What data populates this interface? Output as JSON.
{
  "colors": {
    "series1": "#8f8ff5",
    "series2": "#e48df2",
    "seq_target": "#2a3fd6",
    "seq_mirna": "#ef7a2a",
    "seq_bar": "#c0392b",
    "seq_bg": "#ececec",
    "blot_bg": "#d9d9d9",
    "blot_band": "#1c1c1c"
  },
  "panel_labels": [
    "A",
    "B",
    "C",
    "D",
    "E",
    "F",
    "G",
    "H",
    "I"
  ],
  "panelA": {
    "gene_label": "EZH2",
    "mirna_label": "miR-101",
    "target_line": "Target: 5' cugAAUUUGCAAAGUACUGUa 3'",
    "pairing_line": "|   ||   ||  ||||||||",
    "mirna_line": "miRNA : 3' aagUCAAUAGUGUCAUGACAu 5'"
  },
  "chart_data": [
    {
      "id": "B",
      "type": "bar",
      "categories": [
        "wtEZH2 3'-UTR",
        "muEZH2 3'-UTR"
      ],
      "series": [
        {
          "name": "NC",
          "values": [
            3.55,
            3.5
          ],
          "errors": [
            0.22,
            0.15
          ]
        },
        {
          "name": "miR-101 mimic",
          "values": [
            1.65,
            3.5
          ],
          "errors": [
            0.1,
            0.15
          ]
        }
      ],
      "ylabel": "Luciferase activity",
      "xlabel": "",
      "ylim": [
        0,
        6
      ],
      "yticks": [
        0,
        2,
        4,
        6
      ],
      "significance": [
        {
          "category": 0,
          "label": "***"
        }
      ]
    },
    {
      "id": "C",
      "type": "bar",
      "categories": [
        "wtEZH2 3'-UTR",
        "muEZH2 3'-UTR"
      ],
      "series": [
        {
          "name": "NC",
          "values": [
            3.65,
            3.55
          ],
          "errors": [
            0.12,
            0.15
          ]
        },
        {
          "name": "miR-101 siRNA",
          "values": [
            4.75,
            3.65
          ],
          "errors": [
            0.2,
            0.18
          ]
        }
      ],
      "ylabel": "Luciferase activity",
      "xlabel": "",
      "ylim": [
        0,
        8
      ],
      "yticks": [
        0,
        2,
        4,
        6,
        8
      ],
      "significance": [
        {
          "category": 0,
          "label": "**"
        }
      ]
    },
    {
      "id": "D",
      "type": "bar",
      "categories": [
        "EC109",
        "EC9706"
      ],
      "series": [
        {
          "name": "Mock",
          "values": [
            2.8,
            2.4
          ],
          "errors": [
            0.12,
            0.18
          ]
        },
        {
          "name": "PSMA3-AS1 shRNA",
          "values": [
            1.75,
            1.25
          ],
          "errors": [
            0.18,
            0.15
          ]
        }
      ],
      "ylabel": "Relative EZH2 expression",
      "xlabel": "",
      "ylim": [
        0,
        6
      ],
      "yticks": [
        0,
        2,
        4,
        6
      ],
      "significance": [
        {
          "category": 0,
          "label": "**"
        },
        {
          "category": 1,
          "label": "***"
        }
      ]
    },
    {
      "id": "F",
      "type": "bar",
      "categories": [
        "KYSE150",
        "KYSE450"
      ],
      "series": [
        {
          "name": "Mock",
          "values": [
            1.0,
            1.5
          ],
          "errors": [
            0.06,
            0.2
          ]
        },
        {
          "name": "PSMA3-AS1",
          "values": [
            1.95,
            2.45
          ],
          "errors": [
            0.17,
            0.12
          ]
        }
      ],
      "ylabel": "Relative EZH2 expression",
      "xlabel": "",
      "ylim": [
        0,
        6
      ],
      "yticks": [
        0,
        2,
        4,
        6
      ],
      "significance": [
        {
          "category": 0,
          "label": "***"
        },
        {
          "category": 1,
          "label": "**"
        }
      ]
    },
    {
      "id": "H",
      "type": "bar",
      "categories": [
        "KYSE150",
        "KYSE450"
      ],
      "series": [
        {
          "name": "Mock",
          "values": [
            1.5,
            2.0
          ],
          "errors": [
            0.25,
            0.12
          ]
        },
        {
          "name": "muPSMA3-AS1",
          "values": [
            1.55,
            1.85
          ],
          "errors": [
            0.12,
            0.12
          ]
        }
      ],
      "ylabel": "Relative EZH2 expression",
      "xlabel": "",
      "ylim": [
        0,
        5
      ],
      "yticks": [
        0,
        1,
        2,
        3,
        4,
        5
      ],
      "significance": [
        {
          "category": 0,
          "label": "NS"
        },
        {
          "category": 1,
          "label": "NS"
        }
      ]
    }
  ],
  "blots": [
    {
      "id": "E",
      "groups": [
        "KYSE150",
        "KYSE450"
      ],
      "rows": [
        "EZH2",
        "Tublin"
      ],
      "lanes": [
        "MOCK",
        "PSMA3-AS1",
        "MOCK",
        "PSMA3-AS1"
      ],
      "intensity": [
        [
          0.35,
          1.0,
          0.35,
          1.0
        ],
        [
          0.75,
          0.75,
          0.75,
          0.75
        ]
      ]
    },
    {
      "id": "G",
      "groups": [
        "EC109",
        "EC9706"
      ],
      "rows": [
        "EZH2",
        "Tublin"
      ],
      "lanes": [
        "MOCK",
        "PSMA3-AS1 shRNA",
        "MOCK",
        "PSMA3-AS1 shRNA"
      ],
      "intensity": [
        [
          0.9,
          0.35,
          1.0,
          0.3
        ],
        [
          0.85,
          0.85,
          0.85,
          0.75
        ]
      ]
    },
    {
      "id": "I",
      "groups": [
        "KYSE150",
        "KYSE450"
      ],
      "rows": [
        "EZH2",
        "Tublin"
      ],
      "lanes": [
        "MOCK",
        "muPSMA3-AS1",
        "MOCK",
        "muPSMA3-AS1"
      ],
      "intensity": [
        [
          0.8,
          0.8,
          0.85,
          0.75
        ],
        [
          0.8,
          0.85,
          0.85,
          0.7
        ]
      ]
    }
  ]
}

● WHAT THE TASK REQUIRES
Copy the entries above exactly, leaving none out.

● TASK RESPONSE
What data populates this interface? Output as JSON.
{
  "colors": {
    "series1": "#8f8ff5",
    "series2": "#e48df2",
    "seq_target": "#2a3fd6",
    "seq_mirna": "#ef7a2a",
    "seq_bar": "#c0392b",
    "seq_bg": "#ececec",
    "blot_bg": "#d9d9d9",
    "blot_band": "#1c1c1c"
  },
  "panel_labels": [
    "A",
    "B",
    "C",
    "D",
    "E",
    "F",
    "G",
    "H",
    "I"
  ],
  "panelA": {
    "gene_label": "EZH2",
    "mirna_label": "miR-101",
    "target_line": "Target: 5' cugAAUUUGCAAAGUACUGUa 3'",
    "pairing_line": "|   ||   ||  ||||||||",
    "mirna_line": "miRNA : 3' aagUCAAUAGUGUCAUGACAu 5'"
  },
  "chart_data": [
    {
      "id": "B",
      "type": "bar",
      "categories": [
        "wtEZH2 3'-UTR",
        "muEZH2 3'-UTR"
      ],
      "series": [
        {
          "name": "NC",
          "values": [
            3.55,
            3.5
          ],
          "errors": [
            0.22,
            0.15
          ]
        },
        {
          "name": "miR-101 mimic",
          "values": [
            1.65,
            3.5
          ],
          "errors": [
            0.1,
            0.15
          ]
        }
      ],
      "ylabel": "Luciferase activity",
      "xlabel": "",
      "ylim": [
        0,
        6
      ],
      "yticks": [
        0,
        2,
        4,
        6
      ],
      "significance": [
        {
          "category": 0,
          "label": "***"
        }
      ]
    },
    {
      "id": "C",
      "type": "bar",
      "categories": [
        "wtEZH2 3'-UTR",
        "muEZH2 3'-UTR"
      ],
      "series": [
        {
          "name": "NC",
          "values": [
            3.65,
            3.55
          ],
          "errors": [
            0.12,
            0.15
          ]
        },
        {
          "name": "miR-101 siRNA",
          "values": [
            4.75,
            3.65
          ],
          "errors": [
            0.2,
            0.18
          ]
        }
      ],
      "ylabel": "Luciferase activity",
      "xlabel": "",
      "ylim": [
        0,
        8
      ],
      "yticks": [
        0,
        2,
        4,
        6,
        8
      ],
      "significance": [
        {
          "category": 0,
          "label": "**"
        }
      ]
    },
    {
      "id": "D",
      "type": "bar",
      "categories": [
        "EC109",
        "EC9706"
      ],
      "series": [
        {
          "name": "Mock",
          "values": [
            2.8,
            2.4
          ],
          "errors": [
            0.12,
            0.18
          ]
        },
        {
          "name": "PSMA3-AS1 shRNA",
          "values": [
            1.75,
            1.25
          ],
          "errors": [
            0.18,
            0.15
          ]
        }
      ],
      "ylabel": "Relative EZH2 expression",
      "xlabel": "",
      "ylim": [
        0,
        6
      ],
      "yticks": [
        0,
        2,
        4,
        6
      ],
      "significance": [
        {
          "category": 0,
          "label": "**"
        },
        {
          "category": 1,
          "label": "***"
        }
      ]
    },
    {
      "id": "F",
      "type": "bar",
      "categories": [
        "KYSE150",
        "KYSE450"
      ],
      "series": [
        {
          "name": "Mock",
          "values": [
            1.0,
            1.5
          ],
          "errors": [
            0.06,
            0.2
          ]
        },
        {
          "name": "PSMA3-AS1",
          "values": [
            1.95,
            2.45
          ],
          "errors": [
            0.17,
            0.12
          ]
        }
      ],
      "ylabel": "Relative EZH2 expression",
      "xlabel": "",
      "ylim": [
        0,
        6
      ],
      "yticks": [
        0,
        2,
        4,
        6
      ],
      "significance": [
        {
          "category": 0,
          "label": "***"
        },
        {
          "category": 1,
          "label": "**"
        }
      ]
    },
    {
      "id": "H",
      "type": "bar",
      "categories": [
        "KYSE150",
        "KYSE450"
      ],
      "series": [
        {
          "name": "Mock",
          "values": [
            1.5,
            2.0
          ],
          "errors": [
            0.25,
            0.12
          ]
        },
        {
          "name": "muPSMA3-AS1",
          "values": [
            1.55,
            1.85
          ],
          "errors": [
            0.12,
            0.12
          ]
        }
      ],
      "ylabel": "Relative EZH2 expression",
      "xlabel": "",
      "ylim": [
        0,
        5
      ],
      "yticks": [
        0,
        1,
        2,
        3,
        4,
        5
      ],
      "significance": [
        {
          "category": 0,
          "label": "NS"
        },
        {
          "category": 1,
          "label": "NS"
        }
      ]
    }
  ],
  "blots": [
    {
      "id": "E",
      "groups": [
        "KYSE150",
        "KYSE450"
      ],
      "rows": [
        "EZH2",
        "Tublin"
      ],
      "lanes": [
        "MOCK",
        "PSMA3-AS1",
        "MOCK",
        "PSMA3-AS1"
      ],
      "intensity": [
        [
          0.35,
          1.0,
          0.35,
          1.0
        ],
        [
          0.75,
          0.75,
          0.75,
          0.75
        ]
      ]
    },
    {
      "id": "G",
      "groups": [
        "EC109",
        "EC9706"
      ],
      "rows": [
        "EZH2",
        "Tublin"
      ],
      "lanes": [
        "MOCK",
        "PSMA3-AS1 shRNA",
        "MOCK",
        "PSMA3-AS1 shRNA"
      ],
      "intensity": [
        [
          0.9,
          0.35,
          1.0,
          0.3
        ],
        [
          0.85,
          0.85,
          0.85,
          0.75
        ]
      ]
    },
    {
      "id": "I",
      "groups": [
        "KYSE150",
        "KYSE450"
      ],
      "rows": [
        "EZH2",
        "Tublin"
      ],
      "lanes": [
        "MOCK",
        "muPSMA3-AS1",
        "MOCK",
        "muPSMA3-AS1"
      ],
      "intensity": [
        [
          0.8,
          0.8,
          0.85,
          0.75
        ],
        [
          0.8,
          0.85,
          0.85,
          0.7
        ]
      ]
    }
  ]
}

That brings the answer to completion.